## Task to carry out
Please convert each line of the listing into one string in a JSON list, leaving out any blank lines.

## Data provided

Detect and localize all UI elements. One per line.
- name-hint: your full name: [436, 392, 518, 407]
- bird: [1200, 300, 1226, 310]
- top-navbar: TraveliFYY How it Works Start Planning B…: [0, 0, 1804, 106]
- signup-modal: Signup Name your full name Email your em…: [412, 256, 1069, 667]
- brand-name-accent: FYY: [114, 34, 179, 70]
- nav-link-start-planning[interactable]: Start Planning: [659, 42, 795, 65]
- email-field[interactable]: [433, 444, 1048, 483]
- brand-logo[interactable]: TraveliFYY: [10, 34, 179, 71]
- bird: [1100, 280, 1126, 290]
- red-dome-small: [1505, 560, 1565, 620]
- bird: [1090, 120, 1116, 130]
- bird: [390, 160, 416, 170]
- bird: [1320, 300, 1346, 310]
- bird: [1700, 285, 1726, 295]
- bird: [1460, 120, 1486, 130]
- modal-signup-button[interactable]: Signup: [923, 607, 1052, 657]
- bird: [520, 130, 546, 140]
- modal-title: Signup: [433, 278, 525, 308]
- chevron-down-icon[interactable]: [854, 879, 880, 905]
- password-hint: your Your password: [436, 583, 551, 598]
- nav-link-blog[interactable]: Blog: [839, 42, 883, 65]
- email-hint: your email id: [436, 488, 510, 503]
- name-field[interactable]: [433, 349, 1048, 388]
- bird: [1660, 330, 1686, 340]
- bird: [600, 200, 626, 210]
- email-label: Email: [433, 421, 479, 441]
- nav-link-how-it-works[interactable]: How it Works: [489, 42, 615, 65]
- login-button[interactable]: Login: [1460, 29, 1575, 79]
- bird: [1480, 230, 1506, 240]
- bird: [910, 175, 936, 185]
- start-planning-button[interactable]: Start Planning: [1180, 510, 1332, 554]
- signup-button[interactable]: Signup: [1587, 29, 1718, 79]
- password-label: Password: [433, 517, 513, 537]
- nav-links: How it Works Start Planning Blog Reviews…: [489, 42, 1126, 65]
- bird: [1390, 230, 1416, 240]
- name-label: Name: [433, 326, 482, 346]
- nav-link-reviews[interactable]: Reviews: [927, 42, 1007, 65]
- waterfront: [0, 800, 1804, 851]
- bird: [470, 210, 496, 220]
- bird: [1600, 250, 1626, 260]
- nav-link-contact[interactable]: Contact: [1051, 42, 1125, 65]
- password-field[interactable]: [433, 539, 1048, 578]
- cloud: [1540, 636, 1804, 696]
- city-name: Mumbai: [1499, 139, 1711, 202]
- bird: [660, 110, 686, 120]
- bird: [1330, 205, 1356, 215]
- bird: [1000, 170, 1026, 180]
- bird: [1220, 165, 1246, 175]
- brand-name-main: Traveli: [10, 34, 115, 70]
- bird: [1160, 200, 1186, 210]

## Correct output
[
  "Detect and localize all UI elements. One per line.",
  "- name-hint: your full name: [436, 392, 518, 407]",
  "- bird: [1200, 300, 1226, 310]",
  "- top-navbar: TraveliFYY How it Works Start Planning B…: [0, 0, 1804, 106]",
  "- signup-modal: Signup Name your full name Email your em…: [412, 256, 1069, 667]",
  "- brand-name-accent: FYY: [114, 34, 179, 70]",
  "- nav-link-start-planning[interactable]: Start Planning: [659, 42, 795, 65]",
  "- email-field[interactable]: [433, 444, 1048, 483]",
  "- brand-logo[interactable]: TraveliFYY: [10, 34, 179, 71]",
  "- bird: [1100, 280, 1126, 290]",
  "- red-dome-small: [1505, 560, 1565, 620]",
  "- bird: [1090, 120, 1116, 130]",
  "- bird: [390, 160, 416, 170]",
  "- bird: [1320, 300, 1346, 310]",
  "- bird: [1700, 285, 1726, 295]",
  "- bird: [1460, 120, 1486, 130]",
  "- modal-signup-button[interactable]: Signup: [923, 607, 1052, 657]",
  "- bird: [520, 130, 546, 140]",
  "- modal-title: Signup: [433, 278, 525, 308]",
  "- chevron-down-icon[interactable]: [854, 879, 880, 905]",
  "- password-hint: your Your password: [436, 583, 551, 598]",
  "- nav-link-blog[interactable]: Blog: [839, 42, 883, 65]",
  "- email-hint: your email id: [436, 488, 510, 503]",
  "- name-field[interactable]: [433, 349, 1048, 388]",
  "- bird: [1660, 330, 1686, 340]",
  "- bird: [600, 200, 626, 210]",
  "- email-label: Email: [433, 421, 479, 441]",
  "- nav-link-how-it-works[interactable]: How it Works: [489, 42, 615, 65]",
  "- login-button[interactable]: Login: [1460, 29, 1575, 79]",
  "- bird: [1480, 230, 1506, 240]",
  "- bird: [910, 175, 936, 185]",
  "- start-planning-button[interactable]: Start Planning: [1180, 510, 1332, 554]",
  "- signup-button[interactable]: Signup: [1587, 29, 1718, 79]",
  "- password-label: Password: [433, 517, 513, 537]",
  "- nav-links: How it Works Start Planning Blog Reviews…: [489, 42, 1126, 65]",
  "- bird: [1390, 230, 1416, 240]",
  "- name-label: Name: [433, 326, 482, 346]",
  "- nav-link-reviews[interactable]: Reviews: [927, 42, 1007, 65]",
  "- waterfront: [0, 800, 1804, 851]",
  "- bird: [470, 210, 496, 220]",
  "- bird: [1600, 250, 1626, 260]",
  "- nav-link-contact[interactable]: Contact: [1051, 42, 1125, 65]",
  "- password-field[interactable]: [433, 539, 1048, 578]",
  "- cloud: [1540, 636, 1804, 696]",
  "- city-name: Mumbai: [1499, 139, 1711, 202]",
  "- bird: [660, 110, 686, 120]",
  "- bird: [1330, 205, 1356, 215]",
  "- bird: [1000, 170, 1026, 180]",
  "- bird: [1220, 165, 1246, 175]",
  "- brand-name-main: Traveli: [10, 34, 115, 70]",
  "- bird: [1160, 200, 1186, 210]"
]